Everything in the listing except the pictures should be written out exactly.

---- Data supplied

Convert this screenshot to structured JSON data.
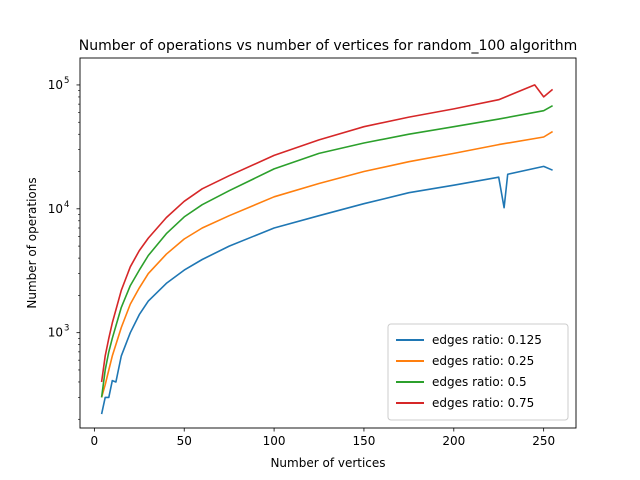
{
  "chart_data": {
    "type": "line",
    "title": "Number of operations vs number of vertices for random_100 algorithm",
    "xlabel": "Number of vertices",
    "ylabel": "Number of operations",
    "xlim": [
      -8,
      268
    ],
    "ylim": [
      170,
      165000
    ],
    "yscale": "log",
    "x_ticks": [
      0,
      50,
      100,
      150,
      200,
      250
    ],
    "y_ticks": [
      {
        "value": 1000,
        "base": "10",
        "exp": "3"
      },
      {
        "value": 10000,
        "base": "10",
        "exp": "4"
      },
      {
        "value": 100000,
        "base": "10",
        "exp": "5"
      }
    ],
    "legend_position": "lower right",
    "series": [
      {
        "name": "edges ratio: 0.125",
        "color": "#1f77b4",
        "x": [
          4,
          6,
          8,
          10,
          12,
          15,
          20,
          25,
          30,
          40,
          50,
          60,
          75,
          100,
          125,
          150,
          175,
          200,
          225,
          228,
          230,
          250,
          255
        ],
        "y": [
          220,
          300,
          300,
          410,
          400,
          650,
          1000,
          1400,
          1800,
          2500,
          3200,
          3900,
          5000,
          7000,
          8800,
          11000,
          13500,
          15500,
          18000,
          10200,
          19000,
          22000,
          20500
        ]
      },
      {
        "name": "edges ratio: 0.25",
        "color": "#ff7f0e",
        "x": [
          4,
          6,
          8,
          10,
          15,
          20,
          25,
          30,
          40,
          50,
          60,
          75,
          100,
          125,
          150,
          175,
          200,
          225,
          250,
          255
        ],
        "y": [
          300,
          380,
          500,
          650,
          1100,
          1700,
          2300,
          3000,
          4300,
          5700,
          7000,
          8800,
          12500,
          16000,
          20000,
          24000,
          28000,
          33000,
          38000,
          42000
        ]
      },
      {
        "name": "edges ratio: 0.5",
        "color": "#2ca02c",
        "x": [
          4,
          6,
          8,
          10,
          15,
          20,
          25,
          30,
          40,
          50,
          60,
          75,
          100,
          125,
          150,
          175,
          200,
          225,
          250,
          255
        ],
        "y": [
          300,
          500,
          700,
          900,
          1600,
          2400,
          3200,
          4200,
          6300,
          8600,
          10800,
          14000,
          21000,
          28000,
          34000,
          40000,
          46000,
          53000,
          62000,
          68000
        ]
      },
      {
        "name": "edges ratio: 0.75",
        "color": "#d62728",
        "x": [
          4,
          6,
          8,
          10,
          15,
          20,
          25,
          30,
          40,
          50,
          60,
          75,
          100,
          125,
          150,
          175,
          200,
          225,
          245,
          250,
          255
        ],
        "y": [
          400,
          650,
          900,
          1200,
          2200,
          3400,
          4600,
          5800,
          8500,
          11500,
          14500,
          18500,
          27000,
          36000,
          46000,
          55000,
          64000,
          76000,
          100000,
          80000,
          92000
        ]
      }
    ]
  }
}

--------

Response below:
Convert this screenshot to structured JSON data.
{
  "chart_data": {
    "type": "line",
    "title": "Number of operations vs number of vertices for random_100 algorithm",
    "xlabel": "Number of vertices",
    "ylabel": "Number of operations",
    "xlim": [
      -8,
      268
    ],
    "ylim": [
      170,
      165000
    ],
    "yscale": "log",
    "x_ticks": [
      0,
      50,
      100,
      150,
      200,
      250
    ],
    "y_ticks": [
      {
        "value": 1000,
        "base": "10",
        "exp": "3"
      },
      {
        "value": 10000,
        "base": "10",
        "exp": "4"
      },
      {
        "value": 100000,
        "base": "10",
        "exp": "5"
      }
    ],
    "legend_position": "lower right",
    "series": [
      {
        "name": "edges ratio: 0.125",
        "color": "#1f77b4",
        "x": [
          4,
          6,
          8,
          10,
          12,
          15,
          20,
          25,
          30,
          40,
          50,
          60,
          75,
          100,
          125,
          150,
          175,
          200,
          225,
          228,
          230,
          250,
          255
        ],
        "y": [
          220,
          300,
          300,
          410,
          400,
          650,
          1000,
          1400,
          1800,
          2500,
          3200,
          3900,
          5000,
          7000,
          8800,
          11000,
          13500,
          15500,
          18000,
          10200,
          19000,
          22000,
          20500
        ]
      },
      {
        "name": "edges ratio: 0.25",
        "color": "#ff7f0e",
        "x": [
          4,
          6,
          8,
          10,
          15,
          20,
          25,
          30,
          40,
          50,
          60,
          75,
          100,
          125,
          150,
          175,
          200,
          225,
          250,
          255
        ],
        "y": [
          300,
          380,
          500,
          650,
          1100,
          1700,
          2300,
          3000,
          4300,
          5700,
          7000,
          8800,
          12500,
          16000,
          20000,
          24000,
          28000,
          33000,
          38000,
          42000
        ]
      },
      {
        "name": "edges ratio: 0.5",
        "color": "#2ca02c",
        "x": [
          4,
          6,
          8,
          10,
          15,
          20,
          25,
          30,
          40,
          50,
          60,
          75,
          100,
          125,
          150,
          175,
          200,
          225,
          250,
          255
        ],
        "y": [
          300,
          500,
          700,
          900,
          1600,
          2400,
          3200,
          4200,
          6300,
          8600,
          10800,
          14000,
          21000,
          28000,
          34000,
          40000,
          46000,
          53000,
          62000,
          68000
        ]
      },
      {
        "name": "edges ratio: 0.75",
        "color": "#d62728",
        "x": [
          4,
          6,
          8,
          10,
          15,
          20,
          25,
          30,
          40,
          50,
          60,
          75,
          100,
          125,
          150,
          175,
          200,
          225,
          245,
          250,
          255
        ],
        "y": [
          400,
          650,
          900,
          1200,
          2200,
          3400,
          4600,
          5800,
          8500,
          11500,
          14500,
          18500,
          27000,
          36000,
          46000,
          55000,
          64000,
          76000,
          100000,
          80000,
          92000
        ]
      }
    ]
  }
}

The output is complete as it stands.